Some records
"""

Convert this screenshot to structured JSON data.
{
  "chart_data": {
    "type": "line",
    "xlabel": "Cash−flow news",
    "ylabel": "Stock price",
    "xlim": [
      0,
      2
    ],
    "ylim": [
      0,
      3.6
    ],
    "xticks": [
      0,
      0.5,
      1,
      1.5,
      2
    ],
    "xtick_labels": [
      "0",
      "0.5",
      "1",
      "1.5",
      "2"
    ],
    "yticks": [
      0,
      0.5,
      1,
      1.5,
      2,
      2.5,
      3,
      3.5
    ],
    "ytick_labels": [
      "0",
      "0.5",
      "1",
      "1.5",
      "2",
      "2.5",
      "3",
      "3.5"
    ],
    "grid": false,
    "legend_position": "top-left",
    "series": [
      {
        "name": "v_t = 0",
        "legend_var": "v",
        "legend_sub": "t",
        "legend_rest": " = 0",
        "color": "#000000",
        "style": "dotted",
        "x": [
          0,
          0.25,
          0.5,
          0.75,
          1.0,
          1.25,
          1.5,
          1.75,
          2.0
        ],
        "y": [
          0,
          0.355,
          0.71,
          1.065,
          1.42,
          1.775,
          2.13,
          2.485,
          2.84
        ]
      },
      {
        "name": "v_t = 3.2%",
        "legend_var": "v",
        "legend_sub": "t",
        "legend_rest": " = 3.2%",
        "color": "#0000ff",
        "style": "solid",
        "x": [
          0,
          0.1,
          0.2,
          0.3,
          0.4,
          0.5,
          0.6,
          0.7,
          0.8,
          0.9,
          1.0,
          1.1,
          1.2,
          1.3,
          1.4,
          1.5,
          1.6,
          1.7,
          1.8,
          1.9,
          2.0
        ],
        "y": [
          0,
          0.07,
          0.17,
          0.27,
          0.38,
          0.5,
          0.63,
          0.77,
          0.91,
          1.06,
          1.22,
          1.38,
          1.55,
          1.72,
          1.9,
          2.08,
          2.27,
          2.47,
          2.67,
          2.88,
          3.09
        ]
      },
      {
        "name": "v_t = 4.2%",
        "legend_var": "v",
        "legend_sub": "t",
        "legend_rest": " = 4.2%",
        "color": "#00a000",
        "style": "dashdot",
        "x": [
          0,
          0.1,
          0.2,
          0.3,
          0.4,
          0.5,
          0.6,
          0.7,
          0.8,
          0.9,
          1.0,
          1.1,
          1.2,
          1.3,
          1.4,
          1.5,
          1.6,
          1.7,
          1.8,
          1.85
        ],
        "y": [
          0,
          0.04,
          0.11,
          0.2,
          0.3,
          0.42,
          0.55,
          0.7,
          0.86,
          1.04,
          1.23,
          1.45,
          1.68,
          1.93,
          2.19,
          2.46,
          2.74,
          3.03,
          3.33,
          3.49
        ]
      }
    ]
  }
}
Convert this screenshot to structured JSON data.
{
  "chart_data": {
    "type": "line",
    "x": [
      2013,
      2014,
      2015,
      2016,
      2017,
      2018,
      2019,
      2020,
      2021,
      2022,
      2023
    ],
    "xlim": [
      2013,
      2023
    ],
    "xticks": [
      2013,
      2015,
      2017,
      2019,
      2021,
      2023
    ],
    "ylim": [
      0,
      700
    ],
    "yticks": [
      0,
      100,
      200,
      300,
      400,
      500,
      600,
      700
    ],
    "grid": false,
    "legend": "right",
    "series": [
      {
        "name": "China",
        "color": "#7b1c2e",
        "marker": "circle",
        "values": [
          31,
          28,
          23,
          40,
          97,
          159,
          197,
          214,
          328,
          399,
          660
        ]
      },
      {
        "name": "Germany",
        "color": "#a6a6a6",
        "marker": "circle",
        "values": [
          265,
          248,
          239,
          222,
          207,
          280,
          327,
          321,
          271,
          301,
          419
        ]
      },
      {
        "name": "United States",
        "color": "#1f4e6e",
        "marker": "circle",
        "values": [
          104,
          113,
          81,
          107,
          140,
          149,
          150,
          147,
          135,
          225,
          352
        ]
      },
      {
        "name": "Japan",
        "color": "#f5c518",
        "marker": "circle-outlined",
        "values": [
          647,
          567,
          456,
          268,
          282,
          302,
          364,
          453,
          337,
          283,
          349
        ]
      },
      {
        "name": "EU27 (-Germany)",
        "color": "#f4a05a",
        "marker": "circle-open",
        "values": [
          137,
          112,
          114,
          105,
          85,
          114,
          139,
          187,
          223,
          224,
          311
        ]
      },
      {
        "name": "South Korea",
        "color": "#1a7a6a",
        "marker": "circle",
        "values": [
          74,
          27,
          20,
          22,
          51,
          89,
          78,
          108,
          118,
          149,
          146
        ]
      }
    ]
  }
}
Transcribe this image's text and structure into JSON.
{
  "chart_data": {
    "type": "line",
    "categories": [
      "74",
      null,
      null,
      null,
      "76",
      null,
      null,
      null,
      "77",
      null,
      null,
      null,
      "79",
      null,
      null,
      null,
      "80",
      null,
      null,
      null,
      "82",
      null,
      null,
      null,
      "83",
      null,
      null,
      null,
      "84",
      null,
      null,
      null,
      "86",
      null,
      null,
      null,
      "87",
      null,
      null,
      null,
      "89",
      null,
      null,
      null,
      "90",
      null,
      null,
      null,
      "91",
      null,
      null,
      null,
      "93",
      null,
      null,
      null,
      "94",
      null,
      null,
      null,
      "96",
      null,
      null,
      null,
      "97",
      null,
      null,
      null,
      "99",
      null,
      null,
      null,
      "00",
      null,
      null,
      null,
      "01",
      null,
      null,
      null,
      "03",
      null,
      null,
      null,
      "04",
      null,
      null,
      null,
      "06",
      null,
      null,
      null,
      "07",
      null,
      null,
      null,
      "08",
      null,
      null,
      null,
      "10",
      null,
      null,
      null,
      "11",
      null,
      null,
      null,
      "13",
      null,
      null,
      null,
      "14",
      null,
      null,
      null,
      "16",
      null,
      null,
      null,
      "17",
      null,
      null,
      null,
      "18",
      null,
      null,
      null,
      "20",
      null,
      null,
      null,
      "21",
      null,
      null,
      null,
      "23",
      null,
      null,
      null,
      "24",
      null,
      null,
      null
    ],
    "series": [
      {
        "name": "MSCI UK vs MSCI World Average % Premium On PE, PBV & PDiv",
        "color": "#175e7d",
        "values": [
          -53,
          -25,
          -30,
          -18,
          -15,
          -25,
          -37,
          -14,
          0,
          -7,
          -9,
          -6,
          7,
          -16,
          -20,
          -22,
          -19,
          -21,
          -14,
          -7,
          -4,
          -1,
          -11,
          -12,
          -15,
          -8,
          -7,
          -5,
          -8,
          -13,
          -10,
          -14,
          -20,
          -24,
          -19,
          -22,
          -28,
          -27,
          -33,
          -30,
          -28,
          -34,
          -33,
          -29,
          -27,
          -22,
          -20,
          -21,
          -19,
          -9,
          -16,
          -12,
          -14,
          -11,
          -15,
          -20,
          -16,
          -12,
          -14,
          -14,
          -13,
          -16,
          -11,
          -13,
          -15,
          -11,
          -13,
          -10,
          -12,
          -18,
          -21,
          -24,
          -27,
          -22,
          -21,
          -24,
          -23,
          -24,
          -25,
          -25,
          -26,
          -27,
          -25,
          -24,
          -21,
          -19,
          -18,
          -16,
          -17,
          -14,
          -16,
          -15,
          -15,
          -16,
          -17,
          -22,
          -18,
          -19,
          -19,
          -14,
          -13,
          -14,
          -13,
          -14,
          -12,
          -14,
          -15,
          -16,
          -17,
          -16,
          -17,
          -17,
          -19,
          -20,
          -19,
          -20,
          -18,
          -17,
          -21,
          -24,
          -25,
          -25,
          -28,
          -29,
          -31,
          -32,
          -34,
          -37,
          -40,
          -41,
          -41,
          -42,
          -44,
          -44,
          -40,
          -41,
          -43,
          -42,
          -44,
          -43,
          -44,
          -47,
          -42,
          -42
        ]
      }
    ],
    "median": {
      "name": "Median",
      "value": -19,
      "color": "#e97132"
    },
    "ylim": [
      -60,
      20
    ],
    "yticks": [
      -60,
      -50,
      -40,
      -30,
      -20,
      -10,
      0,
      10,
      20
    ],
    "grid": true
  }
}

"""

OBJECTIVE –
Identify the lines that contain the string "name", and copy every one of them.

EXERCISE SOLUTION –
        "name": "v_t = 0",
        "name": "v_t = 3.2%",
        "name": "v_t = 4.2%",
        "name": "China",
        "name": "Germany",
        "name": "United States",
        "name": "Japan",
        "name": "EU27 (-Germany)",
        "name": "South Korea",
        "name": "MSCI UK vs MSCI World Average % Premium On PE, PBV & PDiv",
      "name": "Median",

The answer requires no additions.